**ISTRUZIONI DEL COMPITO**:
Nel testo sul lavoro a scuola:
(a) Con quale cappello entrava a scuola chi scrive nei primi anni?
(b) In che cosa si è trasformato col tempo?
(c) Quale cosa in particolare gli sovviene quando si chiede che cosa significhi questo per lui?

Nei primi anni in cui lavoravo a scuola entravo con il cappello dell’animatore teatrale. Animare: dare vita.
Me lo ripetevo tutti i giorni. L’energia, Luca, l’energia l’energia. Porta la tua energia, alza la temperatura del gruppo classe, non farli respirare, non dare loro il tempo di pensare, se no poi stanno nella testa, fai succedere cose, fai succedere qualsiasi cosa ma non lasciar cadere la palla.

Come ogni cosa, in questa energia alta abita una luce e un’ombra. Col tempo, ho smesso di entrare a scuola come animatore e mi sono trasformato sempre di più in educatore. Cosa significa, per me? Può voler dire tante cose, ma una in particolare mi sovviene: il tempo.

**INFORMAZIONI ESTRATTE**:
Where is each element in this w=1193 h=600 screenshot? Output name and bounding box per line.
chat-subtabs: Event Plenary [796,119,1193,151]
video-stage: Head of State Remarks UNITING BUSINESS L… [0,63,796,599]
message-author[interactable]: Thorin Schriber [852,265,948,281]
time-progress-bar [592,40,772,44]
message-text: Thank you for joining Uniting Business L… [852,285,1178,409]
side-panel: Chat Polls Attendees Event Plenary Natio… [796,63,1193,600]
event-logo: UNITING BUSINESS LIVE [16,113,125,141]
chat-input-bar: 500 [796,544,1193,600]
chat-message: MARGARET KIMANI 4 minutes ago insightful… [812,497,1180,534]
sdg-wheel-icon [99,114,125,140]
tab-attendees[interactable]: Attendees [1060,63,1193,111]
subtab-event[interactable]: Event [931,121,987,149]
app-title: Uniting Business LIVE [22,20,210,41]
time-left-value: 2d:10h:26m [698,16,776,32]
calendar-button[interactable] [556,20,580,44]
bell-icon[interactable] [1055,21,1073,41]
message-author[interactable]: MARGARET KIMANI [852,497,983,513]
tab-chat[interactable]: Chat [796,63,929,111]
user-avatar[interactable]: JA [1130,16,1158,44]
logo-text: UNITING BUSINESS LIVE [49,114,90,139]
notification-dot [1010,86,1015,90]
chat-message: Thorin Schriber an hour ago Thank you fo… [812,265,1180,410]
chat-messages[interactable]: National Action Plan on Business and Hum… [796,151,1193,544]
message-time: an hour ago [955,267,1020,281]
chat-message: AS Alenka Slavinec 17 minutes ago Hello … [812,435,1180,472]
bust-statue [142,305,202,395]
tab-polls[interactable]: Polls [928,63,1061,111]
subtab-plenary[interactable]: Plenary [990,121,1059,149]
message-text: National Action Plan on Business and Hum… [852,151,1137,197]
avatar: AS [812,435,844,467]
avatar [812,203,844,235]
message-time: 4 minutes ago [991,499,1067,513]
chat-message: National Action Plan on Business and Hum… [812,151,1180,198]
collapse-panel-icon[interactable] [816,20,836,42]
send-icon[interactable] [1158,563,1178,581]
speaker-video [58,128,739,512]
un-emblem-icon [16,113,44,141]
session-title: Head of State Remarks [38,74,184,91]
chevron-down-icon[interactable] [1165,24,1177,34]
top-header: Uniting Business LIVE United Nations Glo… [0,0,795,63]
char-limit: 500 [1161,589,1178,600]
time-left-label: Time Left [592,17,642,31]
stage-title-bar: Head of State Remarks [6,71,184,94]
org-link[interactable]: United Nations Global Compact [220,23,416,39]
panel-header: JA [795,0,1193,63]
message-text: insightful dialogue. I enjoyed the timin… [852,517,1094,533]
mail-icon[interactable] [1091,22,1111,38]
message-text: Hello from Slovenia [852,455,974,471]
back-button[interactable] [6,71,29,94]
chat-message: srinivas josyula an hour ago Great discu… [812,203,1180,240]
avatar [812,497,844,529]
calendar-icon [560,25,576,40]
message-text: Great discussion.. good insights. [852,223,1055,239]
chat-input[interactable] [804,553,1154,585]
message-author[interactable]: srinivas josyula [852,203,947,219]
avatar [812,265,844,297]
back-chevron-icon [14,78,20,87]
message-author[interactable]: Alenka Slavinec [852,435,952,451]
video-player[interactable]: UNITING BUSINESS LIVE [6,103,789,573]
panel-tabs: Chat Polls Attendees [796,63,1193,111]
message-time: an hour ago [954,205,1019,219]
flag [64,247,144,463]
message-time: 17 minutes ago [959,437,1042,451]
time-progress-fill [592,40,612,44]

**RISPOSTA**:
(a) Con il cappello dell'animatore teatrale.
(b) In educatore.
(c) Il tempo.